:: The task ::
Reproduce each line exactly. Skip none.

───── Supplied material ─────

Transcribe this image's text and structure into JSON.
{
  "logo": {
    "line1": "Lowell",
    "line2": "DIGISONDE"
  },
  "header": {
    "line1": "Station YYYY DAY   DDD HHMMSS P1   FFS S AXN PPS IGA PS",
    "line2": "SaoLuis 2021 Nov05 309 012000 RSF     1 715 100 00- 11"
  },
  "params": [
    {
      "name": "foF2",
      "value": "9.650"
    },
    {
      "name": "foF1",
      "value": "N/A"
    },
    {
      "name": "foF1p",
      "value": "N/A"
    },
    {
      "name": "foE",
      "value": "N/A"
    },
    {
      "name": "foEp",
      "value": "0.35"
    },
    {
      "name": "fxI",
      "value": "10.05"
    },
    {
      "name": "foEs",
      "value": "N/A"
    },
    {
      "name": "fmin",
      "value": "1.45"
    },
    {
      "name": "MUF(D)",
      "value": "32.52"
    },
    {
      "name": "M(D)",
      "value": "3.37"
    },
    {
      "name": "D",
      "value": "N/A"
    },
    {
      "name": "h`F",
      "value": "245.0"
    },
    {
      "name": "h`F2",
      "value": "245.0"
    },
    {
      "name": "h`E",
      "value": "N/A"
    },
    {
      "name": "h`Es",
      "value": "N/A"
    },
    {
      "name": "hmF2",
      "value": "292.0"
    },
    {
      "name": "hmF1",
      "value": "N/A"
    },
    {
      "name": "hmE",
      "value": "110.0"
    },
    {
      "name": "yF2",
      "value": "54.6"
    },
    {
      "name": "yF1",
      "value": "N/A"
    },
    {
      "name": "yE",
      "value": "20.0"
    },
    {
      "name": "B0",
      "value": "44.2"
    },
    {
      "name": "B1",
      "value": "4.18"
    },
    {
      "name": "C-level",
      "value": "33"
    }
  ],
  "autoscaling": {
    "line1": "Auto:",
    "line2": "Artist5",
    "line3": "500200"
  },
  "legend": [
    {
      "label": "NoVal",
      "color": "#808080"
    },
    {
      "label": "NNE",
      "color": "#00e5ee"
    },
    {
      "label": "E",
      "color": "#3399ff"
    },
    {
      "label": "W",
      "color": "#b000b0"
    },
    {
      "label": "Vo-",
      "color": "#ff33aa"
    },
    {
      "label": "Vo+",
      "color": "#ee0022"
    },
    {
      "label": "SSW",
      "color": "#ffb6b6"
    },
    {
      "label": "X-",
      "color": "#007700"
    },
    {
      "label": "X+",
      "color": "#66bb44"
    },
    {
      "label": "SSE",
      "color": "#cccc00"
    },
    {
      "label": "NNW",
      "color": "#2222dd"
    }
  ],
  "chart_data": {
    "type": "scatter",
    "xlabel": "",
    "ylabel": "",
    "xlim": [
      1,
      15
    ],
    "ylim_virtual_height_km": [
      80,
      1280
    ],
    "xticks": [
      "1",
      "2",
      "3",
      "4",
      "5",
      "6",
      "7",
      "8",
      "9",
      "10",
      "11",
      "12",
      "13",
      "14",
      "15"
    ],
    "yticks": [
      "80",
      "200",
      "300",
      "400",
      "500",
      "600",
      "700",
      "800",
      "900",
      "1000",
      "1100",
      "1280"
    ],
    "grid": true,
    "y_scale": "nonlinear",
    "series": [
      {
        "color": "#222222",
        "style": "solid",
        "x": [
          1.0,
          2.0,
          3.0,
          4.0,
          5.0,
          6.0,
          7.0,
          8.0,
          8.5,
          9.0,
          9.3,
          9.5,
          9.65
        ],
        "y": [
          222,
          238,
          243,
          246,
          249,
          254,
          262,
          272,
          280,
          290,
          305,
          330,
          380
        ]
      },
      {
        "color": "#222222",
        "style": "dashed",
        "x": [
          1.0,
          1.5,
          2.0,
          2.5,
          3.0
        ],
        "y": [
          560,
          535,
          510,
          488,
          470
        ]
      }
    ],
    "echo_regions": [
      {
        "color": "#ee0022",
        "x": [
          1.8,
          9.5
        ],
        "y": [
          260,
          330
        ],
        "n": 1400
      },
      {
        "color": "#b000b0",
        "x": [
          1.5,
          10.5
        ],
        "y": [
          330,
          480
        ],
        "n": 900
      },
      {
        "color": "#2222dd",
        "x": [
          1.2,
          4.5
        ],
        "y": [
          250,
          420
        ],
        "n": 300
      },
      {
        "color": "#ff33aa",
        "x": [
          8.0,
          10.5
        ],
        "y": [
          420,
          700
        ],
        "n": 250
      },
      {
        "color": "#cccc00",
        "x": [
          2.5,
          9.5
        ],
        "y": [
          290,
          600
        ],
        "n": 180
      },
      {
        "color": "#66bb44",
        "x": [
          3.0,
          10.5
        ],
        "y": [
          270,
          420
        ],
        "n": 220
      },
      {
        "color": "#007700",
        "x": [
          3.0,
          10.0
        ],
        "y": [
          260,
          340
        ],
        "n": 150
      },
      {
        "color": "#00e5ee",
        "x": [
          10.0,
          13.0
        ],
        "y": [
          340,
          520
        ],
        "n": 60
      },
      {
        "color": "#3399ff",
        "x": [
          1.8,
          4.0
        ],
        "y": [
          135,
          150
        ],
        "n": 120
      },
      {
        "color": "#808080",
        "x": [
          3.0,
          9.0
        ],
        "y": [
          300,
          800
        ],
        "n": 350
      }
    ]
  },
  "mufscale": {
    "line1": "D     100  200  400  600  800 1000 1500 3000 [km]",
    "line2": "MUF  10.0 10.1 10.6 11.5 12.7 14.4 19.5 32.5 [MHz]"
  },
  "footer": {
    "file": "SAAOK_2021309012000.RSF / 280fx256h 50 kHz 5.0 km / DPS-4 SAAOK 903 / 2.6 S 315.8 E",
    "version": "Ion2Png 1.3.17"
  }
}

─────

:: Result for this exercise ::
Transcribe this image's text and structure into JSON.
{
  "logo": {
    "line1": "Lowell",
    "line2": "DIGISONDE"
  },
  "header": {
    "line1": "Station YYYY DAY   DDD HHMMSS P1   FFS S AXN PPS IGA PS",
    "line2": "SaoLuis 2021 Nov05 309 012000 RSF     1 715 100 00- 11"
  },
  "params": [
    {
      "name": "foF2",
      "value": "9.650"
    },
    {
      "name": "foF1",
      "value": "N/A"
    },
    {
      "name": "foF1p",
      "value": "N/A"
    },
    {
      "name": "foE",
      "value": "N/A"
    },
    {
      "name": "foEp",
      "value": "0.35"
    },
    {
      "name": "fxI",
      "value": "10.05"
    },
    {
      "name": "foEs",
      "value": "N/A"
    },
    {
      "name": "fmin",
      "value": "1.45"
    },
    {
      "name": "MUF(D)",
      "value": "32.52"
    },
    {
      "name": "M(D)",
      "value": "3.37"
    },
    {
      "name": "D",
      "value": "N/A"
    },
    {
      "name": "h`F",
      "value": "245.0"
    },
    {
      "name": "h`F2",
      "value": "245.0"
    },
    {
      "name": "h`E",
      "value": "N/A"
    },
    {
      "name": "h`Es",
      "value": "N/A"
    },
    {
      "name": "hmF2",
      "value": "292.0"
    },
    {
      "name": "hmF1",
      "value": "N/A"
    },
    {
      "name": "hmE",
      "value": "110.0"
    },
    {
      "name": "yF2",
      "value": "54.6"
    },
    {
      "name": "yF1",
      "value": "N/A"
    },
    {
      "name": "yE",
      "value": "20.0"
    },
    {
      "name": "B0",
      "value": "44.2"
    },
    {
      "name": "B1",
      "value": "4.18"
    },
    {
      "name": "C-level",
      "value": "33"
    }
  ],
  "autoscaling": {
    "line1": "Auto:",
    "line2": "Artist5",
    "line3": "500200"
  },
  "legend": [
    {
      "label": "NoVal",
      "color": "#808080"
    },
    {
      "label": "NNE",
      "color": "#00e5ee"
    },
    {
      "label": "E",
      "color": "#3399ff"
    },
    {
      "label": "W",
      "color": "#b000b0"
    },
    {
      "label": "Vo-",
      "color": "#ff33aa"
    },
    {
      "label": "Vo+",
      "color": "#ee0022"
    },
    {
      "label": "SSW",
      "color": "#ffb6b6"
    },
    {
      "label": "X-",
      "color": "#007700"
    },
    {
      "label": "X+",
      "color": "#66bb44"
    },
    {
      "label": "SSE",
      "color": "#cccc00"
    },
    {
      "label": "NNW",
      "color": "#2222dd"
    }
  ],
  "chart_data": {
    "type": "scatter",
    "xlabel": "",
    "ylabel": "",
    "xlim": [
      1,
      15
    ],
    "ylim_virtual_height_km": [
      80,
      1280
    ],
    "xticks": [
      "1",
      "2",
      "3",
      "4",
      "5",
      "6",
      "7",
      "8",
      "9",
      "10",
      "11",
      "12",
      "13",
      "14",
      "15"
    ],
    "yticks": [
      "80",
      "200",
      "300",
      "400",
      "500",
      "600",
      "700",
      "800",
      "900",
      "1000",
      "1100",
      "1280"
    ],
    "grid": true,
    "y_scale": "nonlinear",
    "series": [
      {
        "color": "#222222",
        "style": "solid",
        "x": [
          1.0,
          2.0,
          3.0,
          4.0,
          5.0,
          6.0,
          7.0,
          8.0,
          8.5,
          9.0,
          9.3,
          9.5,
          9.65
        ],
        "y": [
          222,
          238,
          243,
          246,
          249,
          254,
          262,
          272,
          280,
          290,
          305,
          330,
          380
        ]
      },
      {
        "color": "#222222",
        "style": "dashed",
        "x": [
          1.0,
          1.5,
          2.0,
          2.5,
          3.0
        ],
        "y": [
          560,
          535,
          510,
          488,
          470
        ]
      }
    ],
    "echo_regions": [
      {
        "color": "#ee0022",
        "x": [
          1.8,
          9.5
        ],
        "y": [
          260,
          330
        ],
        "n": 1400
      },
      {
        "color": "#b000b0",
        "x": [
          1.5,
          10.5
        ],
        "y": [
          330,
          480
        ],
        "n": 900
      },
      {
        "color": "#2222dd",
        "x": [
          1.2,
          4.5
        ],
        "y": [
          250,
          420
        ],
        "n": 300
      },
      {
        "color": "#ff33aa",
        "x": [
          8.0,
          10.5
        ],
        "y": [
          420,
          700
        ],
        "n": 250
      },
      {
        "color": "#cccc00",
        "x": [
          2.5,
          9.5
        ],
        "y": [
          290,
          600
        ],
        "n": 180
      },
      {
        "color": "#66bb44",
        "x": [
          3.0,
          10.5
        ],
        "y": [
          270,
          420
        ],
        "n": 220
      },
      {
        "color": "#007700",
        "x": [
          3.0,
          10.0
        ],
        "y": [
          260,
          340
        ],
        "n": 150
      },
      {
        "color": "#00e5ee",
        "x": [
          10.0,
          13.0
        ],
        "y": [
          340,
          520
        ],
        "n": 60
      },
      {
        "color": "#3399ff",
        "x": [
          1.8,
          4.0
        ],
        "y": [
          135,
          150
        ],
        "n": 120
      },
      {
        "color": "#808080",
        "x": [
          3.0,
          9.0
        ],
        "y": [
          300,
          800
        ],
        "n": 350
      }
    ]
  },
  "mufscale": {
    "line1": "D     100  200  400  600  800 1000 1500 3000 [km]",
    "line2": "MUF  10.0 10.1 10.6 11.5 12.7 14.4 19.5 32.5 [MHz]"
  },
  "footer": {
    "file": "SAAOK_2021309012000.RSF / 280fx256h 50 kHz 5.0 km / DPS-4 SAAOK 903 / 2.6 S 315.8 E",
    "version": "Ion2Png 1.3.17"
  }
}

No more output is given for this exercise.